> [Goal]: Please retype the records character for character, starting from the first line and continuing up to and including the line that contains "abbreviation-cell: DIC <box>47".

Element box annotations
+---+

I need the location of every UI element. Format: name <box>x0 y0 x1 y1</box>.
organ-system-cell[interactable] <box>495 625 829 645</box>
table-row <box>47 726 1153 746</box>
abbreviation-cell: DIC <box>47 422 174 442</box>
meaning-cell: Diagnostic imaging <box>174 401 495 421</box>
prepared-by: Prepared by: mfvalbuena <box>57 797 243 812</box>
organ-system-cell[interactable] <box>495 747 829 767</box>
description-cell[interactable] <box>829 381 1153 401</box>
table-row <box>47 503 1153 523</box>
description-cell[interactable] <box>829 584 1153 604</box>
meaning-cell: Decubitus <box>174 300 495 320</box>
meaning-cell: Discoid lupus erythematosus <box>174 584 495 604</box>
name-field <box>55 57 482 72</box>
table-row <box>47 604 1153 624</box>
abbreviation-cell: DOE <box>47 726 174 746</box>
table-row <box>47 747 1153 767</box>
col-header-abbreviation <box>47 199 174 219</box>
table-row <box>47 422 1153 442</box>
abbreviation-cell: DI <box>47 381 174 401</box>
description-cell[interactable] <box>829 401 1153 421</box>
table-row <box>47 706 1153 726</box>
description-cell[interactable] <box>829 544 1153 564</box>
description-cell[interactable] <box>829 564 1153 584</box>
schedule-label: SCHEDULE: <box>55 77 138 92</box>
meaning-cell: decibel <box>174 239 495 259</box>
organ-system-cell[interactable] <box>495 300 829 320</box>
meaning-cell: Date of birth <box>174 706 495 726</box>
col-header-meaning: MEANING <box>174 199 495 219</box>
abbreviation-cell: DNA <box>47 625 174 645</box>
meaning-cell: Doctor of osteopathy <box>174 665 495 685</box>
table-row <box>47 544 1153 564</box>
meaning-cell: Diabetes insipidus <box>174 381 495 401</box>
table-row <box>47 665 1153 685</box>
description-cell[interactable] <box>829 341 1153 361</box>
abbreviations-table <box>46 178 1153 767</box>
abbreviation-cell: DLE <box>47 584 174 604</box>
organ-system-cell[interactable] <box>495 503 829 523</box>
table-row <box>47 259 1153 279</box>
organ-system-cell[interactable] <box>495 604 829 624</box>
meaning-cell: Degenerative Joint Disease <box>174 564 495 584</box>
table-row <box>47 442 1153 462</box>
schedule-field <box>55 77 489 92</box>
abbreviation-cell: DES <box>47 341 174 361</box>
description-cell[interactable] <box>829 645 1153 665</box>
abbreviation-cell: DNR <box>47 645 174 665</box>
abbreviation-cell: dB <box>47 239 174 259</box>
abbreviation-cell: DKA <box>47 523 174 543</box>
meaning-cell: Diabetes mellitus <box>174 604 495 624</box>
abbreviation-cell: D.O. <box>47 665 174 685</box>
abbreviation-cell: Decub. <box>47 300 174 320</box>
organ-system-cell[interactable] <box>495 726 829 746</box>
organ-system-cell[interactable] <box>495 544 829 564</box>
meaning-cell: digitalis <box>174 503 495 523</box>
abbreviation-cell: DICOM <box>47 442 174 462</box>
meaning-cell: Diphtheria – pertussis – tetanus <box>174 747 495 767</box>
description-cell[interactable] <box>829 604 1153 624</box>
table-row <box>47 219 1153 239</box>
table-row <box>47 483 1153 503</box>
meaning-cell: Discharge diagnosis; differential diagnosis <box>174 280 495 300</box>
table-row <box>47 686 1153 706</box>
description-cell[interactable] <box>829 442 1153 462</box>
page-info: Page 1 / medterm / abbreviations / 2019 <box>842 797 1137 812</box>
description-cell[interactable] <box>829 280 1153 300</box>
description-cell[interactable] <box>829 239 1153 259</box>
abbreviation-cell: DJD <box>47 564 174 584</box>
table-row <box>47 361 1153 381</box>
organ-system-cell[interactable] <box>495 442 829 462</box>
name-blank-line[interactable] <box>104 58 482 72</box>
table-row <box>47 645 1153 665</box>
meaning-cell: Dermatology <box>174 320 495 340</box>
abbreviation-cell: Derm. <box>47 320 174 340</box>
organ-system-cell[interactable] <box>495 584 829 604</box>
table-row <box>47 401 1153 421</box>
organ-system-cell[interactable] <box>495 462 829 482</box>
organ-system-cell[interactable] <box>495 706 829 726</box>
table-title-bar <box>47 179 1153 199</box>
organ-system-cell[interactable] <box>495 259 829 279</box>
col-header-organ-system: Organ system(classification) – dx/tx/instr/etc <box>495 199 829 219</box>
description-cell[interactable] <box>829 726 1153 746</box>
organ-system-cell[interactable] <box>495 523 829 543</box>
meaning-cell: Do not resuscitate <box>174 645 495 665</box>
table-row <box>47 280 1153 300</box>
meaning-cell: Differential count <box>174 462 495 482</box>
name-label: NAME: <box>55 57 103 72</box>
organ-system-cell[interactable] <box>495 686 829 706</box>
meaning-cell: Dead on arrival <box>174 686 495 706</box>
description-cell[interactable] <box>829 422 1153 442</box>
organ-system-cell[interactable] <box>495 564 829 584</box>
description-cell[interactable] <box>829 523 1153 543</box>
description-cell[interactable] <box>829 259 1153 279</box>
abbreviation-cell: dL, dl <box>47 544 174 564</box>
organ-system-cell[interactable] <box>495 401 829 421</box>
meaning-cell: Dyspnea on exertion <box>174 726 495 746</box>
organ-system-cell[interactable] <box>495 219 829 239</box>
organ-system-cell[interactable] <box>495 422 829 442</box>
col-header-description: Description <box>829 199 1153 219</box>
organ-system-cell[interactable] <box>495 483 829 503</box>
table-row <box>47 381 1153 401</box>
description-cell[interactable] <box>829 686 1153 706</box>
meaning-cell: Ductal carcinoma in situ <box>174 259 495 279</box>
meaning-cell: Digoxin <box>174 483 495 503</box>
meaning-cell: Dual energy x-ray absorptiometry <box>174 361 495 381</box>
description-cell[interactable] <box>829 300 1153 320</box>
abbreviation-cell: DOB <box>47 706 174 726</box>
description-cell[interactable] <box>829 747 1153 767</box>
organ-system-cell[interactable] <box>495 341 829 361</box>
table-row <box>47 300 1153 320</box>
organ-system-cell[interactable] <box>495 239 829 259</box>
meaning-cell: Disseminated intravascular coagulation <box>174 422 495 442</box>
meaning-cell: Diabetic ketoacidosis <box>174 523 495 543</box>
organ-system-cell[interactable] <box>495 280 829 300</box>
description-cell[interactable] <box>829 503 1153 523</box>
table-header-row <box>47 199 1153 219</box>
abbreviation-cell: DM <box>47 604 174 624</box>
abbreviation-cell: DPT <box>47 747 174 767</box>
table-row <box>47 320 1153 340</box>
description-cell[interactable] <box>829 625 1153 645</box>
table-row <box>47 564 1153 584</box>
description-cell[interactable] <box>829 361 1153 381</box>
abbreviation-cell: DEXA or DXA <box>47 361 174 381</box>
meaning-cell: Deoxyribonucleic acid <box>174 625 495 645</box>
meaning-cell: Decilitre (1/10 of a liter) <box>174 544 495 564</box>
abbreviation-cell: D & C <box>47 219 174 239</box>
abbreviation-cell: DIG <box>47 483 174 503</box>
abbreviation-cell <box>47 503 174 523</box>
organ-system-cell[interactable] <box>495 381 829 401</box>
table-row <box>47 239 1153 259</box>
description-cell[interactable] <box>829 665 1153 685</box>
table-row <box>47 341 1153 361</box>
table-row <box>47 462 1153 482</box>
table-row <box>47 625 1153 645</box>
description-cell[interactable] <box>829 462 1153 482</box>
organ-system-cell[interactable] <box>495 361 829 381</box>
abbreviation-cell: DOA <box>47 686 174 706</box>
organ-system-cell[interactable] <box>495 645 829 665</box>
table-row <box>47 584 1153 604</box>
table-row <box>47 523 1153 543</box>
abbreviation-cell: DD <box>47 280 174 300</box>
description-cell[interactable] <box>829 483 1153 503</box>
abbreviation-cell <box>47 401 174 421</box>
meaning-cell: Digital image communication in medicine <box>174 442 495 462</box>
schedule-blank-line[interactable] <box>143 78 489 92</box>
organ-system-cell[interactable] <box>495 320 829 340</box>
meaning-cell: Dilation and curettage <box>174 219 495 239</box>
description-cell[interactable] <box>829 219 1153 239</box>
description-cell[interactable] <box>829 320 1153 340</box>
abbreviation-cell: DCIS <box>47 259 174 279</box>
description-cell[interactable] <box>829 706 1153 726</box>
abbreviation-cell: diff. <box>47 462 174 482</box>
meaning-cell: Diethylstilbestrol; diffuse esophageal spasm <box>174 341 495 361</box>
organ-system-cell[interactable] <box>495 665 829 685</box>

+---+

> [Complete response]:
I need the location of every UI element. Format: name <box>x0 y0 x1 y1</box>.
organ-system-cell[interactable] <box>495 625 829 645</box>
table-row <box>47 726 1153 746</box>
abbreviation-cell: DIC <box>47 422 174 442</box>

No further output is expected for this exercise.